Stored records
= = = =
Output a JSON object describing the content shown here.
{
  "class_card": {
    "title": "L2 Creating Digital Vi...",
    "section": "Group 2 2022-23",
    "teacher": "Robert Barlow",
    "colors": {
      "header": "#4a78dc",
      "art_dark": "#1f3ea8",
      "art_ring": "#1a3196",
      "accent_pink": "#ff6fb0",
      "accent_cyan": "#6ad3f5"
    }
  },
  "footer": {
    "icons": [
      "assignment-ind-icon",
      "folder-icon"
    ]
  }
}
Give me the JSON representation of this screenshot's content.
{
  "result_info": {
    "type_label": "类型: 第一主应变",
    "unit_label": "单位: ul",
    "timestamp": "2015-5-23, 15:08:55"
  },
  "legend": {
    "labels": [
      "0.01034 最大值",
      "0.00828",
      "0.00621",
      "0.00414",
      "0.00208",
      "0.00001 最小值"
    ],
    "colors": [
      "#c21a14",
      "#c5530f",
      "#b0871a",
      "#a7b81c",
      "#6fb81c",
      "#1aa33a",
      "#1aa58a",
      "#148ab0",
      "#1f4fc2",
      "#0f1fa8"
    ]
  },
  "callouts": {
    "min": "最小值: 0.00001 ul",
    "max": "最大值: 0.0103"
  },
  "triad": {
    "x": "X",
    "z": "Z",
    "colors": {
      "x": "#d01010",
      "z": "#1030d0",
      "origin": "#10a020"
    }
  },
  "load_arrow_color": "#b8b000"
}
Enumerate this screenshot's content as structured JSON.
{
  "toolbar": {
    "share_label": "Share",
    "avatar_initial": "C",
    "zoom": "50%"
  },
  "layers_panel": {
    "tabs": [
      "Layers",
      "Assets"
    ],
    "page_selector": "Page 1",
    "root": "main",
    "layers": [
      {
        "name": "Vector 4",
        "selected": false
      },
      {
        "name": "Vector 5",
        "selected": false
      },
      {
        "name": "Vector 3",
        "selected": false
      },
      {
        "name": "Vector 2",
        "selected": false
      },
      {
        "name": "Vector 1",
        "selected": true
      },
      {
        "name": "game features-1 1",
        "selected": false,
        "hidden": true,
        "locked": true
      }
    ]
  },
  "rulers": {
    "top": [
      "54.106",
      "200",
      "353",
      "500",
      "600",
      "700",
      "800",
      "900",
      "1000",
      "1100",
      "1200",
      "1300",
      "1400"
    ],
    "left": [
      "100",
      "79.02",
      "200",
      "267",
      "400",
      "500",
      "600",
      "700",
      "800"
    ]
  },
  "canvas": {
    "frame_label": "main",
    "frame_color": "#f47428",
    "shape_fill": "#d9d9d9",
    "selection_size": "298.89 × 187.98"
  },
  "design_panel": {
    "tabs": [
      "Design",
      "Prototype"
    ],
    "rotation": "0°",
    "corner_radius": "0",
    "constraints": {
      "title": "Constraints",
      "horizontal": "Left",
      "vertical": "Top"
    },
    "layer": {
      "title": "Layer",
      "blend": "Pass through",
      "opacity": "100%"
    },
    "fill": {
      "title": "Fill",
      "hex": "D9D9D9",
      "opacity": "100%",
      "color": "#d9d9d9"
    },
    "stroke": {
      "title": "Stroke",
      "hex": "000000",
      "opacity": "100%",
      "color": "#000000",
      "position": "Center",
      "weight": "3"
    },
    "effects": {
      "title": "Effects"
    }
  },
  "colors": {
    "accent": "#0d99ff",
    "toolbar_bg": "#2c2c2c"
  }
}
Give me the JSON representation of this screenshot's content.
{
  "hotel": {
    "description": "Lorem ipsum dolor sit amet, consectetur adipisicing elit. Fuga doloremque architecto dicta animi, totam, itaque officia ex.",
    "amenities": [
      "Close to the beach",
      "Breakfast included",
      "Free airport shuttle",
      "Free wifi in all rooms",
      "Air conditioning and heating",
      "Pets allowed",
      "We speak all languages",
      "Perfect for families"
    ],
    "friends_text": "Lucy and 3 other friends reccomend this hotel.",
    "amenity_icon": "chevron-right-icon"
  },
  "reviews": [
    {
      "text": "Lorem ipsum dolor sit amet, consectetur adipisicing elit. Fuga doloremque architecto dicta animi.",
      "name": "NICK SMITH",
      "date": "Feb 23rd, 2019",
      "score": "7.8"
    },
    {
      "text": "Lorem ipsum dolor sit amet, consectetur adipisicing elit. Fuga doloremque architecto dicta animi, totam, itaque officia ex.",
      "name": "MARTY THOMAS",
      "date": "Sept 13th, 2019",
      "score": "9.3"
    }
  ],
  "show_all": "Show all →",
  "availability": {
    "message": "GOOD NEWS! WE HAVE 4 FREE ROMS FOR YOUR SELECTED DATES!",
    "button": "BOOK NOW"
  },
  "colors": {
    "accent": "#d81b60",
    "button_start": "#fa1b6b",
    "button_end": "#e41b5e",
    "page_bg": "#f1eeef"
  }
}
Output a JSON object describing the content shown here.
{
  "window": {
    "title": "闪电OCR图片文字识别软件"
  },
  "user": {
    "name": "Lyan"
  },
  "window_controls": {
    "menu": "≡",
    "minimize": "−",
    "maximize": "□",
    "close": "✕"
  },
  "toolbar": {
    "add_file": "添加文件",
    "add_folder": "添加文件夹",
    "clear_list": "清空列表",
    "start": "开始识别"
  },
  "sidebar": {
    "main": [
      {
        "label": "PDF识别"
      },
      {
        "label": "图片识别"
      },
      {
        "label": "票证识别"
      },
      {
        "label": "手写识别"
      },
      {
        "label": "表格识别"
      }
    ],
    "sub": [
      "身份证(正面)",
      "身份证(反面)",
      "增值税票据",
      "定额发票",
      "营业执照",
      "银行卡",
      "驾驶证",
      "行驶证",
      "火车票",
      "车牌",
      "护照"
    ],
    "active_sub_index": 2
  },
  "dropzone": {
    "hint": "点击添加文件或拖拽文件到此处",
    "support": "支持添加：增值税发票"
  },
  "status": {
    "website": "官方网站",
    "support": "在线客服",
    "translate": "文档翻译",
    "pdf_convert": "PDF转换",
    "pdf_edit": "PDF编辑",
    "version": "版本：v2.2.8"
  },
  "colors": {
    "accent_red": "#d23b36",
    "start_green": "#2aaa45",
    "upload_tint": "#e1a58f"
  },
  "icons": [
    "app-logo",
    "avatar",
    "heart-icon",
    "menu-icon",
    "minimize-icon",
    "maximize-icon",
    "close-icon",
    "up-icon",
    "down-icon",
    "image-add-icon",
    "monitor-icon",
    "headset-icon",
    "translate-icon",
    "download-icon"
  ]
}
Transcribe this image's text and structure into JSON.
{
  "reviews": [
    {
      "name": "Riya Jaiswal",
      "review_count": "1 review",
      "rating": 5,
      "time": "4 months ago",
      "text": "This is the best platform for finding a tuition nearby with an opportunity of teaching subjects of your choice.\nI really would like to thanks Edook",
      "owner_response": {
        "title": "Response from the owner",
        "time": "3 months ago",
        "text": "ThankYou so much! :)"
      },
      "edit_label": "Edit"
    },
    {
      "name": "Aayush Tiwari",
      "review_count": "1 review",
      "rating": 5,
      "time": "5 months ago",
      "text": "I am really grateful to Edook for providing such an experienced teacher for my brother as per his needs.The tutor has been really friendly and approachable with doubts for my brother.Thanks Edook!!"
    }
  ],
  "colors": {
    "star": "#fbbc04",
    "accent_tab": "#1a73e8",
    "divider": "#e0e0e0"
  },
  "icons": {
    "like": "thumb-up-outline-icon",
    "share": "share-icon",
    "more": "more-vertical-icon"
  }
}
= = = =
## THE REQUEST
From the records above, extract each line exactly as shown.

## SOLUTION TO THIS TASK
Output a JSON object describing the content shown here.
{
  "class_card": {
    "title": "L2 Creating Digital Vi...",
    "section": "Group 2 2022-23",
    "teacher": "Robert Barlow",
    "colors": {
      "header": "#4a78dc",
      "art_dark": "#1f3ea8",
      "art_ring": "#1a3196",
      "accent_pink": "#ff6fb0",
      "accent_cyan": "#6ad3f5"
    }
  },
  "footer": {
    "icons": [
      "assignment-ind-icon",
      "folder-icon"
    ]
  }
}
Give me the JSON representation of this screenshot's content.
{
  "result_info": {
    "type_label": "类型: 第一主应变",
    "unit_label": "单位: ul",
    "timestamp": "2015-5-23, 15:08:55"
  },
  "legend": {
    "labels": [
      "0.01034 最大值",
      "0.00828",
      "0.00621",
      "0.00414",
      "0.00208",
      "0.00001 最小值"
    ],
    "colors": [
      "#c21a14",
      "#c5530f",
      "#b0871a",
      "#a7b81c",
      "#6fb81c",
      "#1aa33a",
      "#1aa58a",
      "#148ab0",
      "#1f4fc2",
      "#0f1fa8"
    ]
  },
  "callouts": {
    "min": "最小值: 0.00001 ul",
    "max": "最大值: 0.0103"
  },
  "triad": {
    "x": "X",
    "z": "Z",
    "colors": {
      "x": "#d01010",
      "z": "#1030d0",
      "origin": "#10a020"
    }
  },
  "load_arrow_color": "#b8b000"
}
Enumerate this screenshot's content as structured JSON.
{
  "toolbar": {
    "share_label": "Share",
    "avatar_initial": "C",
    "zoom": "50%"
  },
  "layers_panel": {
    "tabs": [
      "Layers",
      "Assets"
    ],
    "page_selector": "Page 1",
    "root": "main",
    "layers": [
      {
        "name": "Vector 4",
        "selected": false
      },
      {
        "name": "Vector 5",
        "selected": false
      },
      {
        "name": "Vector 3",
        "selected": false
      },
      {
        "name": "Vector 2",
        "selected": false
      },
      {
        "name": "Vector 1",
        "selected": true
      },
      {
        "name": "game features-1 1",
        "selected": false,
        "hidden": true,
        "locked": true
      }
    ]
  },
  "rulers": {
    "top": [
      "54.106",
      "200",
      "353",
      "500",
      "600",
      "700",
      "800",
      "900",
      "1000",
      "1100",
      "1200",
      "1300",
      "1400"
    ],
    "left": [
      "100",
      "79.02",
      "200",
      "267",
      "400",
      "500",
      "600",
      "700",
      "800"
    ]
  },
  "canvas": {
    "frame_label": "main",
    "frame_color": "#f47428",
    "shape_fill": "#d9d9d9",
    "selection_size": "298.89 × 187.98"
  },
  "design_panel": {
    "tabs": [
      "Design",
      "Prototype"
    ],
    "rotation": "0°",
    "corner_radius": "0",
    "constraints": {
      "title": "Constraints",
      "horizontal": "Left",
      "vertical": "Top"
    },
    "layer": {
      "title": "Layer",
      "blend": "Pass through",
      "opacity": "100%"
    },
    "fill": {
      "title": "Fill",
      "hex": "D9D9D9",
      "opacity": "100%",
      "color": "#d9d9d9"
    },
    "stroke": {
      "title": "Stroke",
      "hex": "000000",
      "opacity": "100%",
      "color": "#000000",
      "position": "Center",
      "weight": "3"
    },
    "effects": {
      "title": "Effects"
    }
  },
  "colors": {
    "accent": "#0d99ff",
    "toolbar_bg": "#2c2c2c"
  }
}
Give me the JSON representation of this screenshot's content.
{
  "hotel": {
    "description": "Lorem ipsum dolor sit amet, consectetur adipisicing elit. Fuga doloremque architecto dicta animi, totam, itaque officia ex.",
    "amenities": [
      "Close to the beach",
      "Breakfast included",
      "Free airport shuttle",
      "Free wifi in all rooms",
      "Air conditioning and heating",
      "Pets allowed",
      "We speak all languages",
      "Perfect for families"
    ],
    "friends_text": "Lucy and 3 other friends reccomend this hotel.",
    "amenity_icon": "chevron-right-icon"
  },
  "reviews": [
    {
      "text": "Lorem ipsum dolor sit amet, consectetur adipisicing elit. Fuga doloremque architecto dicta animi.",
      "name": "NICK SMITH",
      "date": "Feb 23rd, 2019",
      "score": "7.8"
    },
    {
      "text": "Lorem ipsum dolor sit amet, consectetur adipisicing elit. Fuga doloremque architecto dicta animi, totam, itaque officia ex.",
      "name": "MARTY THOMAS",
      "date": "Sept 13th, 2019",
      "score": "9.3"
    }
  ],
  "show_all": "Show all →",
  "availability": {
    "message": "GOOD NEWS! WE HAVE 4 FREE ROMS FOR YOUR SELECTED DATES!",
    "button": "BOOK NOW"
  },
  "colors": {
    "accent": "#d81b60",
    "button_start": "#fa1b6b",
    "button_end": "#e41b5e",
    "page_bg": "#f1eeef"
  }
}
Output a JSON object describing the content shown here.
{
  "window": {
    "title": "闪电OCR图片文字识别软件"
  },
  "user": {
    "name": "Lyan"
  },
  "window_controls": {
    "menu": "≡",
    "minimize": "−",
    "maximize": "□",
    "close": "✕"
  },
  "toolbar": {
    "add_file": "添加文件",
    "add_folder": "添加文件夹",
    "clear_list": "清空列表",
    "start": "开始识别"
  },
  "sidebar": {
    "main": [
      {
        "label": "PDF识别"
      },
      {
        "label": "图片识别"
      },
      {
        "label": "票证识别"
      },
      {
        "label": "手写识别"
      },
      {
        "label": "表格识别"
      }
    ],
    "sub": [
      "身份证(正面)",
      "身份证(反面)",
      "增值税票据",
      "定额发票",
      "营业执照",
      "银行卡",
      "驾驶证",
      "行驶证",
      "火车票",
      "车牌",
      "护照"
    ],
    "active_sub_index": 2
  },
  "dropzone": {
    "hint": "点击添加文件或拖拽文件到此处",
    "support": "支持添加：增值税发票"
  },
  "status": {
    "website": "官方网站",
    "support": "在线客服",
    "translate": "文档翻译",
    "pdf_convert": "PDF转换",
    "pdf_edit": "PDF编辑",
    "version": "版本：v2.2.8"
  },
  "colors": {
    "accent_red": "#d23b36",
    "start_green": "#2aaa45",
    "upload_tint": "#e1a58f"
  },
  "icons": [
    "app-logo",
    "avatar",
    "heart-icon",
    "menu-icon",
    "minimize-icon",
    "maximize-icon",
    "close-icon",
    "up-icon",
    "down-icon",
    "image-add-icon",
    "monitor-icon",
    "headset-icon",
    "translate-icon",
    "download-icon"
  ]
}
Transcribe this image's text and structure into JSON.
{
  "reviews": [
    {
      "name": "Riya Jaiswal",
      "review_count": "1 review",
      "rating": 5,
      "time": "4 months ago",
      "text": "This is the best platform for finding a tuition nearby with an opportunity of teaching subjects of your choice.\nI really would like to thanks Edook",
      "owner_response": {
        "title": "Response from the owner",
        "time": "3 months ago",
        "text": "ThankYou so much! :)"
      },
      "edit_label": "Edit"
    },
    {
      "name": "Aayush Tiwari",
      "review_count": "1 review",
      "rating": 5,
      "time": "5 months ago",
      "text": "I am really grateful to Edook for providing such an experienced teacher for my brother as per his needs.The tutor has been really friendly and approachable with doubts for my brother.Thanks Edook!!"
    }
  ],
  "colors": {
    "star": "#fbbc04",
    "accent_tab": "#1a73e8",
    "divider": "#e0e0e0"
  },
  "icons": {
    "like": "thumb-up-outline-icon",
    "share": "share-icon",
    "more": "more-vertical-icon"
  }
}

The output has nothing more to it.